Transcribe the entries exactly; images are not part of the copy.

DATA FOR THE TASK ::
--------------------------------------------------

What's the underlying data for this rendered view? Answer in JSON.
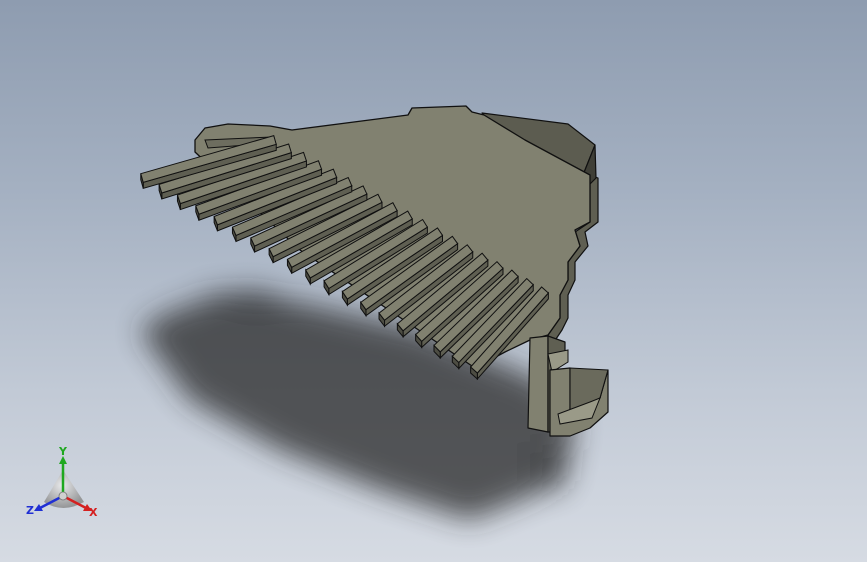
{
  "viewport": {
    "background_top": "#8e9cb0",
    "background_bottom": "#d6dbe3"
  },
  "model": {
    "face_color": "#818170",
    "side_color": "#5f5f52",
    "edge_color": "#101010",
    "shadow_color": "#2c2c2c",
    "tooth_count": 19
  },
  "triad": {
    "x_label": "X",
    "y_label": "Y",
    "z_label": "Z",
    "x_color": "#d42020",
    "y_color": "#1fa81f",
    "z_color": "#1f2fd4"
  }
}
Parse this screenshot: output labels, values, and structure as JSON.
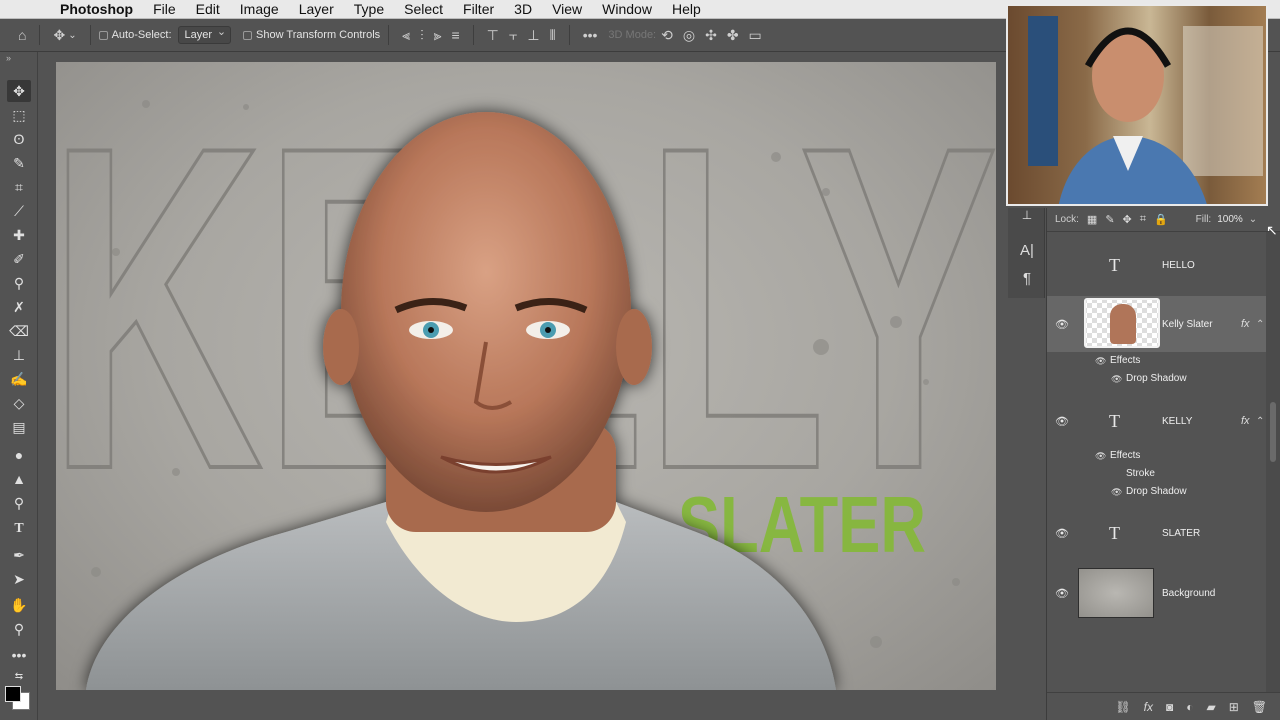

--------------------------------------------------

RESPONSE ::
What's the underlying data for this rendered view? Answer in JSON.
{
  "viewport": {
    "background_top": "#8e9cb0",
    "background_bottom": "#d6dbe3"
  },
  "model": {
    "face_color": "#818170",
    "side_color": "#5f5f52",
    "edge_color": "#101010",
    "shadow_color": "#2c2c2c",
    "tooth_count": 19
  },
  "triad": {
    "x_label": "X",
    "y_label": "Y",
    "z_label": "Z",
    "x_color": "#d42020",
    "y_color": "#1fa81f",
    "z_color": "#1f2fd4"
  }
}
Parse this screenshot: output labels, values, and structure as JSON.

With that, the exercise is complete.